===== Provided records =====

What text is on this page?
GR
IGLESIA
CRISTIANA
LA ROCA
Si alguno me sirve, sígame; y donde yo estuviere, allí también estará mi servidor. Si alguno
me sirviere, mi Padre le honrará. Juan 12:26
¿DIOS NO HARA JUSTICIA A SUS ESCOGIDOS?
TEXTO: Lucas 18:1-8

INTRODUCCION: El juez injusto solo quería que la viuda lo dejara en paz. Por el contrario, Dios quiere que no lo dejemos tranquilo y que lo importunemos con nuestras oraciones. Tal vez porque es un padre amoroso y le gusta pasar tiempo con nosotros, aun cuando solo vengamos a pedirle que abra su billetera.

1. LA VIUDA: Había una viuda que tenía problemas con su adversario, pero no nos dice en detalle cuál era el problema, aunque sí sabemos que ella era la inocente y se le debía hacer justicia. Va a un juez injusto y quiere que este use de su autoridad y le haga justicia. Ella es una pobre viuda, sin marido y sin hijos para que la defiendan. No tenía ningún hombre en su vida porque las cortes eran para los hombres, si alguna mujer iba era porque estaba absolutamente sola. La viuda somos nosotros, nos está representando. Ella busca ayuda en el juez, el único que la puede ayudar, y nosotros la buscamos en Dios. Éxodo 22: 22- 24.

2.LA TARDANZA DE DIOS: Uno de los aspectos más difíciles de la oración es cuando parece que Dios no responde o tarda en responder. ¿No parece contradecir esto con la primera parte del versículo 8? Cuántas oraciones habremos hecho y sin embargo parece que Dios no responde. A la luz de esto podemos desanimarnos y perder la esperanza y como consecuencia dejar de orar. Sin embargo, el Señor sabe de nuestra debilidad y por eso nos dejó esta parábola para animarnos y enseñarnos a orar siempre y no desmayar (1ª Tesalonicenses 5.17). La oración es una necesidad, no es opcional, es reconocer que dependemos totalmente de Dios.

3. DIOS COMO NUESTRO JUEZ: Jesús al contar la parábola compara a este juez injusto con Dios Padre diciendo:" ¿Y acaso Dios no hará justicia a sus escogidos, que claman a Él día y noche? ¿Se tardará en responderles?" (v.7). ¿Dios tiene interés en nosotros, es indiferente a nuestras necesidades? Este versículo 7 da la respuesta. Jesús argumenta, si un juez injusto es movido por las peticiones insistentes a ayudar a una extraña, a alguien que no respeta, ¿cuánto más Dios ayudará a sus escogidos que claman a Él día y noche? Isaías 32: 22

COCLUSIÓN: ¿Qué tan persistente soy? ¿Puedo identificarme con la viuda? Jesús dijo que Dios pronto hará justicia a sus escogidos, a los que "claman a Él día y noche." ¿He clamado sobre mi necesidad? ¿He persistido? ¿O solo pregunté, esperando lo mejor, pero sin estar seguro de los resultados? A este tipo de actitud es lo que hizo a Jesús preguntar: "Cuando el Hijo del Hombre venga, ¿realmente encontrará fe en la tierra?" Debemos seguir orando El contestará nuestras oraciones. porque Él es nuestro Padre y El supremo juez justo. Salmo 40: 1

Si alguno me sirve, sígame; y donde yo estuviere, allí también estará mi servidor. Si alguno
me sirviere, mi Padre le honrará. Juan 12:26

=====

— Do this —
Without changing a word, restate the whole listing.

— Solution to the problem —
What text is on this page?
GR
IGLESIA
CRISTIANA
LA ROCA
Si alguno me sirve, sígame; y donde yo estuviere, allí también estará mi servidor. Si alguno
me sirviere, mi Padre le honrará. Juan 12:26
¿DIOS NO HARA JUSTICIA A SUS ESCOGIDOS?
TEXTO: Lucas 18:1-8

INTRODUCCION: El juez injusto solo quería que la viuda lo dejara en paz. Por el contrario, Dios quiere que no lo dejemos tranquilo y que lo importunemos con nuestras oraciones. Tal vez porque es un padre amoroso y le gusta pasar tiempo con nosotros, aun cuando solo vengamos a pedirle que abra su billetera.

1. LA VIUDA: Había una viuda que tenía problemas con su adversario, pero no nos dice en detalle cuál era el problema, aunque sí sabemos que ella era la inocente y se le debía hacer justicia. Va a un juez injusto y quiere que este use de su autoridad y le haga justicia. Ella es una pobre viuda, sin marido y sin hijos para que la defiendan. No tenía ningún hombre en su vida porque las cortes eran para los hombres, si alguna mujer iba era porque estaba absolutamente sola. La viuda somos nosotros, nos está representando. Ella busca ayuda en el juez, el único que la puede ayudar, y nosotros la buscamos en Dios. Éxodo 22: 22- 24.

2.LA TARDANZA DE DIOS: Uno de los aspectos más difíciles de la oración es cuando parece que Dios no responde o tarda en responder. ¿No parece contradecir esto con la primera parte del versículo 8? Cuántas oraciones habremos hecho y sin embargo parece que Dios no responde. A la luz de esto podemos desanimarnos y perder la esperanza y como consecuencia dejar de orar. Sin embargo, el Señor sabe de nuestra debilidad y por eso nos dejó esta parábola para animarnos y enseñarnos a orar siempre y no desmayar (1ª Tesalonicenses 5.17). La oración es una necesidad, no es opcional, es reconocer que dependemos totalmente de Dios.

3. DIOS COMO NUESTRO JUEZ: Jesús al contar la parábola compara a este juez injusto con Dios Padre diciendo:" ¿Y acaso Dios no hará justicia a sus escogidos, que claman a Él día y noche? ¿Se tardará en responderles?" (v.7). ¿Dios tiene interés en nosotros, es indiferente a nuestras necesidades? Este versículo 7 da la respuesta. Jesús argumenta, si un juez injusto es movido por las peticiones insistentes a ayudar a una extraña, a alguien que no respeta, ¿cuánto más Dios ayudará a sus escogidos que claman a Él día y noche? Isaías 32: 22

COCLUSIÓN: ¿Qué tan persistente soy? ¿Puedo identificarme con la viuda? Jesús dijo que Dios pronto hará justicia a sus escogidos, a los que "claman a Él día y noche." ¿He clamado sobre mi necesidad? ¿He persistido? ¿O solo pregunté, esperando lo mejor, pero sin estar seguro de los resultados? A este tipo de actitud es lo que hizo a Jesús preguntar: "Cuando el Hijo del Hombre venga, ¿realmente encontrará fe en la tierra?" Debemos seguir orando El contestará nuestras oraciones. porque Él es nuestro Padre y El supremo juez justo. Salmo 40: 1

Si alguno me sirve, sígame; y donde yo estuviere, allí también estará mi servidor. Si alguno
me sirviere, mi Padre le honrará. Juan 12:26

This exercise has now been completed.